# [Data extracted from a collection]
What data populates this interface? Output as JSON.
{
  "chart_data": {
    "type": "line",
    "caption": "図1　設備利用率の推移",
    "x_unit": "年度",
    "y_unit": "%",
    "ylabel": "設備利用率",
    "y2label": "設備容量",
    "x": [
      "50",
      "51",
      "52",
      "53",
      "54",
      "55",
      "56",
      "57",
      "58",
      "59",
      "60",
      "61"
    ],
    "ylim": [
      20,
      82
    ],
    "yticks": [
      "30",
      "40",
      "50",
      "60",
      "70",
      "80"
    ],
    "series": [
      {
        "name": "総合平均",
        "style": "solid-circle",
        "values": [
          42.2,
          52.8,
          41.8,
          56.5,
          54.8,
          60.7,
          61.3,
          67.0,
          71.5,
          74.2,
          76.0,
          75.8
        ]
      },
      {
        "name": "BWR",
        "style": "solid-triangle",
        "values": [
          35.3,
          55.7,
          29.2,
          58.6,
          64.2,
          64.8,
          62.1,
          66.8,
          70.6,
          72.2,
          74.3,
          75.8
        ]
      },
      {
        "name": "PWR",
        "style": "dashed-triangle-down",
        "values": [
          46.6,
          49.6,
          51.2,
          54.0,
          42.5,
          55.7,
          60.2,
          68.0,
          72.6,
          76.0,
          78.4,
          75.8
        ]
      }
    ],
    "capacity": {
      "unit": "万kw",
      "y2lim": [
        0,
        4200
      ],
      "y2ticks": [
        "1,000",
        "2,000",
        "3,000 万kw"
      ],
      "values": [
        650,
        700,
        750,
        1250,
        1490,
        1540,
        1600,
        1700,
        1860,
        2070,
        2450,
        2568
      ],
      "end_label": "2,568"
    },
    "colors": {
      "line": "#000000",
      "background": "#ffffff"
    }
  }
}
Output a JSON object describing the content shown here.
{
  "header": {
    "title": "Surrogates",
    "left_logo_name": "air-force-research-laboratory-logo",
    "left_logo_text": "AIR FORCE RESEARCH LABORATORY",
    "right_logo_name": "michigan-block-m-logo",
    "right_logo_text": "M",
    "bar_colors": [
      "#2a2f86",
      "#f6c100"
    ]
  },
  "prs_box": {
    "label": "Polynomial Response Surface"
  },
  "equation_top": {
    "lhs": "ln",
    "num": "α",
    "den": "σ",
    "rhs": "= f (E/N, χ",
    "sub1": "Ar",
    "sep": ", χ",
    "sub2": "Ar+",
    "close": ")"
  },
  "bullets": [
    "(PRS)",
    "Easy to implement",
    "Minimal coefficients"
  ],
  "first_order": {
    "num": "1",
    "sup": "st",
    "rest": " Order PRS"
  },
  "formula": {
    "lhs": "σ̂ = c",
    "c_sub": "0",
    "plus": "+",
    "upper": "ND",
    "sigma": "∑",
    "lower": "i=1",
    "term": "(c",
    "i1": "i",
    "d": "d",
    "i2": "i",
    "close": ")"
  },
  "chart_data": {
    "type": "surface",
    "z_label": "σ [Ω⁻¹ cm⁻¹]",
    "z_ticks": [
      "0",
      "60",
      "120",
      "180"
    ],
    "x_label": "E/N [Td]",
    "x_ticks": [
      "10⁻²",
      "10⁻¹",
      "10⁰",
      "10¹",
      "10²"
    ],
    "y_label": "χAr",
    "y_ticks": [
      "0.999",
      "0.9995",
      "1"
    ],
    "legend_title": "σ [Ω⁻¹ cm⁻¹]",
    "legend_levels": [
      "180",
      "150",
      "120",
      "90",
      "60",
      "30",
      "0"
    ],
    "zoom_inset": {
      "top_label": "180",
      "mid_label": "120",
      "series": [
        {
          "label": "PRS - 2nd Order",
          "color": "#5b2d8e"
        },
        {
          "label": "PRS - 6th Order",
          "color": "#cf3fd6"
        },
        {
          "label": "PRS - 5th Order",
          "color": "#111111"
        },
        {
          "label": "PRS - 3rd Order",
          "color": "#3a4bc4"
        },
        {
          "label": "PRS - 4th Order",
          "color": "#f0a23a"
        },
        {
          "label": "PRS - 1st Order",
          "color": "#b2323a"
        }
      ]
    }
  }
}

# [TASK DESCRIPTION]
Output the records verbatim, from the first line to the last.

# [FINAL ANSWER]
What data populates this interface? Output as JSON.
{
  "chart_data": {
    "type": "line",
    "caption": "図1　設備利用率の推移",
    "x_unit": "年度",
    "y_unit": "%",
    "ylabel": "設備利用率",
    "y2label": "設備容量",
    "x": [
      "50",
      "51",
      "52",
      "53",
      "54",
      "55",
      "56",
      "57",
      "58",
      "59",
      "60",
      "61"
    ],
    "ylim": [
      20,
      82
    ],
    "yticks": [
      "30",
      "40",
      "50",
      "60",
      "70",
      "80"
    ],
    "series": [
      {
        "name": "総合平均",
        "style": "solid-circle",
        "values": [
          42.2,
          52.8,
          41.8,
          56.5,
          54.8,
          60.7,
          61.3,
          67.0,
          71.5,
          74.2,
          76.0,
          75.8
        ]
      },
      {
        "name": "BWR",
        "style": "solid-triangle",
        "values": [
          35.3,
          55.7,
          29.2,
          58.6,
          64.2,
          64.8,
          62.1,
          66.8,
          70.6,
          72.2,
          74.3,
          75.8
        ]
      },
      {
        "name": "PWR",
        "style": "dashed-triangle-down",
        "values": [
          46.6,
          49.6,
          51.2,
          54.0,
          42.5,
          55.7,
          60.2,
          68.0,
          72.6,
          76.0,
          78.4,
          75.8
        ]
      }
    ],
    "capacity": {
      "unit": "万kw",
      "y2lim": [
        0,
        4200
      ],
      "y2ticks": [
        "1,000",
        "2,000",
        "3,000 万kw"
      ],
      "values": [
        650,
        700,
        750,
        1250,
        1490,
        1540,
        1600,
        1700,
        1860,
        2070,
        2450,
        2568
      ],
      "end_label": "2,568"
    },
    "colors": {
      "line": "#000000",
      "background": "#ffffff"
    }
  }
}
Output a JSON object describing the content shown here.
{
  "header": {
    "title": "Surrogates",
    "left_logo_name": "air-force-research-laboratory-logo",
    "left_logo_text": "AIR FORCE RESEARCH LABORATORY",
    "right_logo_name": "michigan-block-m-logo",
    "right_logo_text": "M",
    "bar_colors": [
      "#2a2f86",
      "#f6c100"
    ]
  },
  "prs_box": {
    "label": "Polynomial Response Surface"
  },
  "equation_top": {
    "lhs": "ln",
    "num": "α",
    "den": "σ",
    "rhs": "= f (E/N, χ",
    "sub1": "Ar",
    "sep": ", χ",
    "sub2": "Ar+",
    "close": ")"
  },
  "bullets": [
    "(PRS)",
    "Easy to implement",
    "Minimal coefficients"
  ],
  "first_order": {
    "num": "1",
    "sup": "st",
    "rest": " Order PRS"
  },
  "formula": {
    "lhs": "σ̂ = c",
    "c_sub": "0",
    "plus": "+",
    "upper": "ND",
    "sigma": "∑",
    "lower": "i=1",
    "term": "(c",
    "i1": "i",
    "d": "d",
    "i2": "i",
    "close": ")"
  },
  "chart_data": {
    "type": "surface",
    "z_label": "σ [Ω⁻¹ cm⁻¹]",
    "z_ticks": [
      "0",
      "60",
      "120",
      "180"
    ],
    "x_label": "E/N [Td]",
    "x_ticks": [
      "10⁻²",
      "10⁻¹",
      "10⁰",
      "10¹",
      "10²"
    ],
    "y_label": "χAr",
    "y_ticks": [
      "0.999",
      "0.9995",
      "1"
    ],
    "legend_title": "σ [Ω⁻¹ cm⁻¹]",
    "legend_levels": [
      "180",
      "150",
      "120",
      "90",
      "60",
      "30",
      "0"
    ],
    "zoom_inset": {
      "top_label": "180",
      "mid_label": "120",
      "series": [
        {
          "label": "PRS - 2nd Order",
          "color": "#5b2d8e"
        },
        {
          "label": "PRS - 6th Order",
          "color": "#cf3fd6"
        },
        {
          "label": "PRS - 5th Order",
          "color": "#111111"
        },
        {
          "label": "PRS - 3rd Order",
          "color": "#3a4bc4"
        },
        {
          "label": "PRS - 4th Order",
          "color": "#f0a23a"
        },
        {
          "label": "PRS - 1st Order",
          "color": "#b2323a"
        }
      ]
    }
  }
}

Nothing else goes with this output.